Stated task: Give the data below again, word for word.

Records shown:
================================

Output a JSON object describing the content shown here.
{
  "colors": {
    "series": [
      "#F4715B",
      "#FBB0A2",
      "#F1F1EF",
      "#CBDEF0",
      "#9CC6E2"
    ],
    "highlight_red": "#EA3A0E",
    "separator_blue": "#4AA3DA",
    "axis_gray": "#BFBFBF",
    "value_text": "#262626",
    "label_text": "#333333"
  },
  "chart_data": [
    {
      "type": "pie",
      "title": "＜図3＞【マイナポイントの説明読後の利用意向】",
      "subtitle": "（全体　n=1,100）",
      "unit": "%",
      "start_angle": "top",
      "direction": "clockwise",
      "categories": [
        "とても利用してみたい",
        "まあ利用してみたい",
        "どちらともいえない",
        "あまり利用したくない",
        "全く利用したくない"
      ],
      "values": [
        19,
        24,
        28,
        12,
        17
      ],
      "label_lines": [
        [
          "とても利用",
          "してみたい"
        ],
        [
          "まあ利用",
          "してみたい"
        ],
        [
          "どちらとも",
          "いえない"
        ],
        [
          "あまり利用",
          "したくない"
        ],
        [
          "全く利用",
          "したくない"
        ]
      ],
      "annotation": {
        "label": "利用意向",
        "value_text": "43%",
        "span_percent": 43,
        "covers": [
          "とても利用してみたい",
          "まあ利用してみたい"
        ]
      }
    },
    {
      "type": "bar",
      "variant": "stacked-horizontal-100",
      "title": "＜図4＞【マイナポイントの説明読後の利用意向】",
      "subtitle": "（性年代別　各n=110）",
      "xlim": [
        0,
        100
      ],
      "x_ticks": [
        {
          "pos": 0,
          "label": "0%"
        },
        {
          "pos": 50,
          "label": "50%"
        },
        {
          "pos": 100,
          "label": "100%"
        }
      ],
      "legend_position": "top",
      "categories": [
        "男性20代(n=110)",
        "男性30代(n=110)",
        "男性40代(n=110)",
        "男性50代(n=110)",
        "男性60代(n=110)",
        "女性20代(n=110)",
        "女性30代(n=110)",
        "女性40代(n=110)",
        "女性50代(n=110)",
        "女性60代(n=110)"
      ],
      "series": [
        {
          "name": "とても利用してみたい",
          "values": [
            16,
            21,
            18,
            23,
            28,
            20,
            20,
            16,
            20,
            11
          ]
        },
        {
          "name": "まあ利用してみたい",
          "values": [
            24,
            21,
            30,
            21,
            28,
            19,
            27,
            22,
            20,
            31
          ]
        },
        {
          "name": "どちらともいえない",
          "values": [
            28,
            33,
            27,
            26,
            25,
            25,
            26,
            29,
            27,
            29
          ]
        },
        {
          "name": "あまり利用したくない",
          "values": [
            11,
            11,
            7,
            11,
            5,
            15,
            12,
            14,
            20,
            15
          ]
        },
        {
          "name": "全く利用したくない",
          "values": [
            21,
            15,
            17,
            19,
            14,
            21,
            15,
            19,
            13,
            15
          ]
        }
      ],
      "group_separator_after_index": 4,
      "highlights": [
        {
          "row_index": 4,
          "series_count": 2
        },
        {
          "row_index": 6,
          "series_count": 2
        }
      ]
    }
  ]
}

================================

Solution for this task:
Output a JSON object describing the content shown here.
{
  "colors": {
    "series": [
      "#F4715B",
      "#FBB0A2",
      "#F1F1EF",
      "#CBDEF0",
      "#9CC6E2"
    ],
    "highlight_red": "#EA3A0E",
    "separator_blue": "#4AA3DA",
    "axis_gray": "#BFBFBF",
    "value_text": "#262626",
    "label_text": "#333333"
  },
  "chart_data": [
    {
      "type": "pie",
      "title": "＜図3＞【マイナポイントの説明読後の利用意向】",
      "subtitle": "（全体　n=1,100）",
      "unit": "%",
      "start_angle": "top",
      "direction": "clockwise",
      "categories": [
        "とても利用してみたい",
        "まあ利用してみたい",
        "どちらともいえない",
        "あまり利用したくない",
        "全く利用したくない"
      ],
      "values": [
        19,
        24,
        28,
        12,
        17
      ],
      "label_lines": [
        [
          "とても利用",
          "してみたい"
        ],
        [
          "まあ利用",
          "してみたい"
        ],
        [
          "どちらとも",
          "いえない"
        ],
        [
          "あまり利用",
          "したくない"
        ],
        [
          "全く利用",
          "したくない"
        ]
      ],
      "annotation": {
        "label": "利用意向",
        "value_text": "43%",
        "span_percent": 43,
        "covers": [
          "とても利用してみたい",
          "まあ利用してみたい"
        ]
      }
    },
    {
      "type": "bar",
      "variant": "stacked-horizontal-100",
      "title": "＜図4＞【マイナポイントの説明読後の利用意向】",
      "subtitle": "（性年代別　各n=110）",
      "xlim": [
        0,
        100
      ],
      "x_ticks": [
        {
          "pos": 0,
          "label": "0%"
        },
        {
          "pos": 50,
          "label": "50%"
        },
        {
          "pos": 100,
          "label": "100%"
        }
      ],
      "legend_position": "top",
      "categories": [
        "男性20代(n=110)",
        "男性30代(n=110)",
        "男性40代(n=110)",
        "男性50代(n=110)",
        "男性60代(n=110)",
        "女性20代(n=110)",
        "女性30代(n=110)",
        "女性40代(n=110)",
        "女性50代(n=110)",
        "女性60代(n=110)"
      ],
      "series": [
        {
          "name": "とても利用してみたい",
          "values": [
            16,
            21,
            18,
            23,
            28,
            20,
            20,
            16,
            20,
            11
          ]
        },
        {
          "name": "まあ利用してみたい",
          "values": [
            24,
            21,
            30,
            21,
            28,
            19,
            27,
            22,
            20,
            31
          ]
        },
        {
          "name": "どちらともいえない",
          "values": [
            28,
            33,
            27,
            26,
            25,
            25,
            26,
            29,
            27,
            29
          ]
        },
        {
          "name": "あまり利用したくない",
          "values": [
            11,
            11,
            7,
            11,
            5,
            15,
            12,
            14,
            20,
            15
          ]
        },
        {
          "name": "全く利用したくない",
          "values": [
            21,
            15,
            17,
            19,
            14,
            21,
            15,
            19,
            13,
            15
          ]
        }
      ],
      "group_separator_after_index": 4,
      "highlights": [
        {
          "row_index": 4,
          "series_count": 2
        },
        {
          "row_index": 6,
          "series_count": 2
        }
      ]
    }
  ]
}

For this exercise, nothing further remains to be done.